WORK REQUIRED
Each entry needs to be restated exactly as written.
== DATA FOR THIS TASK ==
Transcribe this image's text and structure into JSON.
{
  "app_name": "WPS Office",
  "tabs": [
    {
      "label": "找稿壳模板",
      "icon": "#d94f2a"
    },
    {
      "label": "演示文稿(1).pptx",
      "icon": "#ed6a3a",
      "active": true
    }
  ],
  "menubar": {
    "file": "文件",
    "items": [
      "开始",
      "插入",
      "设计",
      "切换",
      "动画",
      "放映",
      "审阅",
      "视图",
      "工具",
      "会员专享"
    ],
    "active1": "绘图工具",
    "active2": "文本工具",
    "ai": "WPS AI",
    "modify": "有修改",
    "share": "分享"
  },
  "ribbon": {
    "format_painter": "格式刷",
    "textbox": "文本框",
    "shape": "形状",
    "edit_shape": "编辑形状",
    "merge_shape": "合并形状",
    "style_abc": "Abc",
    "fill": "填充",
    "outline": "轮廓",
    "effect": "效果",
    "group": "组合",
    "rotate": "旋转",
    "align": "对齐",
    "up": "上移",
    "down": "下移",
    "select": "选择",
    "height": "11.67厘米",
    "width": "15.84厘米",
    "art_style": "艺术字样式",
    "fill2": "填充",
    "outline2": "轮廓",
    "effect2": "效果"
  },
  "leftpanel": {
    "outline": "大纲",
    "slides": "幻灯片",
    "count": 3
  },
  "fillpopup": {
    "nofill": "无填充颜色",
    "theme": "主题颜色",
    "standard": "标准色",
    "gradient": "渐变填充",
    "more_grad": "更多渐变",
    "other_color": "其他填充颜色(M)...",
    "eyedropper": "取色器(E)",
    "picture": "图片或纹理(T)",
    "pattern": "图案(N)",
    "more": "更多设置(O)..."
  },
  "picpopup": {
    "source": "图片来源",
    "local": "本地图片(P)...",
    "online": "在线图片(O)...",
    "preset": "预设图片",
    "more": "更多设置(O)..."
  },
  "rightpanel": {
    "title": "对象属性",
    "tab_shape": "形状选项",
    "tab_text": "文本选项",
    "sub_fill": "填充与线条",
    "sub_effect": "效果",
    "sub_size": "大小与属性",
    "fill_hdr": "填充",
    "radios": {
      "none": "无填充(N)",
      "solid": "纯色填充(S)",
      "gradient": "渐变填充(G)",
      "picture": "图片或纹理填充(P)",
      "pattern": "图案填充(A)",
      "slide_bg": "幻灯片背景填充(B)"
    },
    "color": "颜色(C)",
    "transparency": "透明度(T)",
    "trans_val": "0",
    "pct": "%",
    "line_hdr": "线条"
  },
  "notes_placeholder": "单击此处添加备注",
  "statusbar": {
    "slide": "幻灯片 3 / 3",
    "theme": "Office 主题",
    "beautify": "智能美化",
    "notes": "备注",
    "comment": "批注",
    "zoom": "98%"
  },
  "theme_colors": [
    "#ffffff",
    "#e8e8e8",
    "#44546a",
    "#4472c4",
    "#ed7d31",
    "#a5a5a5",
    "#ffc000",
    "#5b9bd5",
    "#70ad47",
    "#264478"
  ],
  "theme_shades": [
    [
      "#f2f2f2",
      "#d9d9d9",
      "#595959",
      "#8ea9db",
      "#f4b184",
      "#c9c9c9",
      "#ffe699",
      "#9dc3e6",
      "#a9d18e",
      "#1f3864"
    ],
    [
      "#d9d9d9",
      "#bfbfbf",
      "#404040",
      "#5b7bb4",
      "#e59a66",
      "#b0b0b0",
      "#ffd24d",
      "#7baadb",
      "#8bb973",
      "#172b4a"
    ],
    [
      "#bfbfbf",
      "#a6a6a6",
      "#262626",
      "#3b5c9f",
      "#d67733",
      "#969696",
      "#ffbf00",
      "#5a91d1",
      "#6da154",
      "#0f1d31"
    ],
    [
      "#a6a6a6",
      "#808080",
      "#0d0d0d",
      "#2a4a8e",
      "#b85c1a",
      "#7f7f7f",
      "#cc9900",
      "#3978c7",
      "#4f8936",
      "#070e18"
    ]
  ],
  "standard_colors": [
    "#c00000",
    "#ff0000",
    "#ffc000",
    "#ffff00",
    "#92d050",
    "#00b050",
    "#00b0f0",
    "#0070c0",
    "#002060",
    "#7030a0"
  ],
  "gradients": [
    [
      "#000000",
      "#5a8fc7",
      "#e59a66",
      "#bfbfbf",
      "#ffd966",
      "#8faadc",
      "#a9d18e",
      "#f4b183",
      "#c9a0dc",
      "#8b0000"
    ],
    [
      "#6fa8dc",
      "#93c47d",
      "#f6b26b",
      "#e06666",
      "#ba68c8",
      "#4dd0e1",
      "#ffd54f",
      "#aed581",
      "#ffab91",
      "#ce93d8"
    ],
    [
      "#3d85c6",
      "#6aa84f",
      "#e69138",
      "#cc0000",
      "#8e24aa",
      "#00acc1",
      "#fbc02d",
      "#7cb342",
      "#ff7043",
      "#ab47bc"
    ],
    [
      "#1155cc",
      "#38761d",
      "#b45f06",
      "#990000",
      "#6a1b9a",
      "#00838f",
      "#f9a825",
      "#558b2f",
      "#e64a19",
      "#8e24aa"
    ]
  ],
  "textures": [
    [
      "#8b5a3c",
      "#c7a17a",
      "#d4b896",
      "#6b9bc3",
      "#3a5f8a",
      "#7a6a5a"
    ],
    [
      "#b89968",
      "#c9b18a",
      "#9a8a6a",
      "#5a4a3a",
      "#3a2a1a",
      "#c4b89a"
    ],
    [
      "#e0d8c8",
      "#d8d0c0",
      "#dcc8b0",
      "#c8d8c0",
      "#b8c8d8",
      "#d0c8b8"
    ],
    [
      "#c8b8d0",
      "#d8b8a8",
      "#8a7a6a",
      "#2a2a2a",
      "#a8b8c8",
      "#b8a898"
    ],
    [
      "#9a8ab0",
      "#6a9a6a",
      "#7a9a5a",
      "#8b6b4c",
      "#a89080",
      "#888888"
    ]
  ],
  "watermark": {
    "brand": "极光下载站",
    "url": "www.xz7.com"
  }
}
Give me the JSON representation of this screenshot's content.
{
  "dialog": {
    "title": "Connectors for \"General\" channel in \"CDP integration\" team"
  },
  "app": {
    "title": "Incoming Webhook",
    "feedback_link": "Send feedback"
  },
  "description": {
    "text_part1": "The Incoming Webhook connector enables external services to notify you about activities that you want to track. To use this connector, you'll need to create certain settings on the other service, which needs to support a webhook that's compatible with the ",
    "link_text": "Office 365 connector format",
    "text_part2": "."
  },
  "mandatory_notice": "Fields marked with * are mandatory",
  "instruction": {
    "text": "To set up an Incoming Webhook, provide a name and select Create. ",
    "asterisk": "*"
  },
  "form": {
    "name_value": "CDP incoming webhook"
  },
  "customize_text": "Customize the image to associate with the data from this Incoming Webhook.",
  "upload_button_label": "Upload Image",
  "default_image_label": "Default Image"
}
===
SOLUTION BELOW
Transcribe this image's text and structure into JSON.
{
  "app_name": "WPS Office",
  "tabs": [
    {
      "label": "找稿壳模板",
      "icon": "#d94f2a"
    },
    {
      "label": "演示文稿(1).pptx",
      "icon": "#ed6a3a",
      "active": true
    }
  ],
  "menubar": {
    "file": "文件",
    "items": [
      "开始",
      "插入",
      "设计",
      "切换",
      "动画",
      "放映",
      "审阅",
      "视图",
      "工具",
      "会员专享"
    ],
    "active1": "绘图工具",
    "active2": "文本工具",
    "ai": "WPS AI",
    "modify": "有修改",
    "share": "分享"
  },
  "ribbon": {
    "format_painter": "格式刷",
    "textbox": "文本框",
    "shape": "形状",
    "edit_shape": "编辑形状",
    "merge_shape": "合并形状",
    "style_abc": "Abc",
    "fill": "填充",
    "outline": "轮廓",
    "effect": "效果",
    "group": "组合",
    "rotate": "旋转",
    "align": "对齐",
    "up": "上移",
    "down": "下移",
    "select": "选择",
    "height": "11.67厘米",
    "width": "15.84厘米",
    "art_style": "艺术字样式",
    "fill2": "填充",
    "outline2": "轮廓",
    "effect2": "效果"
  },
  "leftpanel": {
    "outline": "大纲",
    "slides": "幻灯片",
    "count": 3
  },
  "fillpopup": {
    "nofill": "无填充颜色",
    "theme": "主题颜色",
    "standard": "标准色",
    "gradient": "渐变填充",
    "more_grad": "更多渐变",
    "other_color": "其他填充颜色(M)...",
    "eyedropper": "取色器(E)",
    "picture": "图片或纹理(T)",
    "pattern": "图案(N)",
    "more": "更多设置(O)..."
  },
  "picpopup": {
    "source": "图片来源",
    "local": "本地图片(P)...",
    "online": "在线图片(O)...",
    "preset": "预设图片",
    "more": "更多设置(O)..."
  },
  "rightpanel": {
    "title": "对象属性",
    "tab_shape": "形状选项",
    "tab_text": "文本选项",
    "sub_fill": "填充与线条",
    "sub_effect": "效果",
    "sub_size": "大小与属性",
    "fill_hdr": "填充",
    "radios": {
      "none": "无填充(N)",
      "solid": "纯色填充(S)",
      "gradient": "渐变填充(G)",
      "picture": "图片或纹理填充(P)",
      "pattern": "图案填充(A)",
      "slide_bg": "幻灯片背景填充(B)"
    },
    "color": "颜色(C)",
    "transparency": "透明度(T)",
    "trans_val": "0",
    "pct": "%",
    "line_hdr": "线条"
  },
  "notes_placeholder": "单击此处添加备注",
  "statusbar": {
    "slide": "幻灯片 3 / 3",
    "theme": "Office 主题",
    "beautify": "智能美化",
    "notes": "备注",
    "comment": "批注",
    "zoom": "98%"
  },
  "theme_colors": [
    "#ffffff",
    "#e8e8e8",
    "#44546a",
    "#4472c4",
    "#ed7d31",
    "#a5a5a5",
    "#ffc000",
    "#5b9bd5",
    "#70ad47",
    "#264478"
  ],
  "theme_shades": [
    [
      "#f2f2f2",
      "#d9d9d9",
      "#595959",
      "#8ea9db",
      "#f4b184",
      "#c9c9c9",
      "#ffe699",
      "#9dc3e6",
      "#a9d18e",
      "#1f3864"
    ],
    [
      "#d9d9d9",
      "#bfbfbf",
      "#404040",
      "#5b7bb4",
      "#e59a66",
      "#b0b0b0",
      "#ffd24d",
      "#7baadb",
      "#8bb973",
      "#172b4a"
    ],
    [
      "#bfbfbf",
      "#a6a6a6",
      "#262626",
      "#3b5c9f",
      "#d67733",
      "#969696",
      "#ffbf00",
      "#5a91d1",
      "#6da154",
      "#0f1d31"
    ],
    [
      "#a6a6a6",
      "#808080",
      "#0d0d0d",
      "#2a4a8e",
      "#b85c1a",
      "#7f7f7f",
      "#cc9900",
      "#3978c7",
      "#4f8936",
      "#070e18"
    ]
  ],
  "standard_colors": [
    "#c00000",
    "#ff0000",
    "#ffc000",
    "#ffff00",
    "#92d050",
    "#00b050",
    "#00b0f0",
    "#0070c0",
    "#002060",
    "#7030a0"
  ],
  "gradients": [
    [
      "#000000",
      "#5a8fc7",
      "#e59a66",
      "#bfbfbf",
      "#ffd966",
      "#8faadc",
      "#a9d18e",
      "#f4b183",
      "#c9a0dc",
      "#8b0000"
    ],
    [
      "#6fa8dc",
      "#93c47d",
      "#f6b26b",
      "#e06666",
      "#ba68c8",
      "#4dd0e1",
      "#ffd54f",
      "#aed581",
      "#ffab91",
      "#ce93d8"
    ],
    [
      "#3d85c6",
      "#6aa84f",
      "#e69138",
      "#cc0000",
      "#8e24aa",
      "#00acc1",
      "#fbc02d",
      "#7cb342",
      "#ff7043",
      "#ab47bc"
    ],
    [
      "#1155cc",
      "#38761d",
      "#b45f06",
      "#990000",
      "#6a1b9a",
      "#00838f",
      "#f9a825",
      "#558b2f",
      "#e64a19",
      "#8e24aa"
    ]
  ],
  "textures": [
    [
      "#8b5a3c",
      "#c7a17a",
      "#d4b896",
      "#6b9bc3",
      "#3a5f8a",
      "#7a6a5a"
    ],
    [
      "#b89968",
      "#c9b18a",
      "#9a8a6a",
      "#5a4a3a",
      "#3a2a1a",
      "#c4b89a"
    ],
    [
      "#e0d8c8",
      "#d8d0c0",
      "#dcc8b0",
      "#c8d8c0",
      "#b8c8d8",
      "#d0c8b8"
    ],
    [
      "#c8b8d0",
      "#d8b8a8",
      "#8a7a6a",
      "#2a2a2a",
      "#a8b8c8",
      "#b8a898"
    ],
    [
      "#9a8ab0",
      "#6a9a6a",
      "#7a9a5a",
      "#8b6b4c",
      "#a89080",
      "#888888"
    ]
  ],
  "watermark": {
    "brand": "极光下载站",
    "url": "www.xz7.com"
  }
}
Give me the JSON representation of this screenshot's content.
{
  "dialog": {
    "title": "Connectors for \"General\" channel in \"CDP integration\" team"
  },
  "app": {
    "title": "Incoming Webhook",
    "feedback_link": "Send feedback"
  },
  "description": {
    "text_part1": "The Incoming Webhook connector enables external services to notify you about activities that you want to track. To use this connector, you'll need to create certain settings on the other service, which needs to support a webhook that's compatible with the ",
    "link_text": "Office 365 connector format",
    "text_part2": "."
  },
  "mandatory_notice": "Fields marked with * are mandatory",
  "instruction": {
    "text": "To set up an Incoming Webhook, provide a name and select Create. ",
    "asterisk": "*"
  },
  "form": {
    "name_value": "CDP incoming webhook"
  },
  "customize_text": "Customize the image to associate with the data from this Incoming Webhook.",
  "upload_button_label": "Upload Image",
  "default_image_label": "Default Image"
}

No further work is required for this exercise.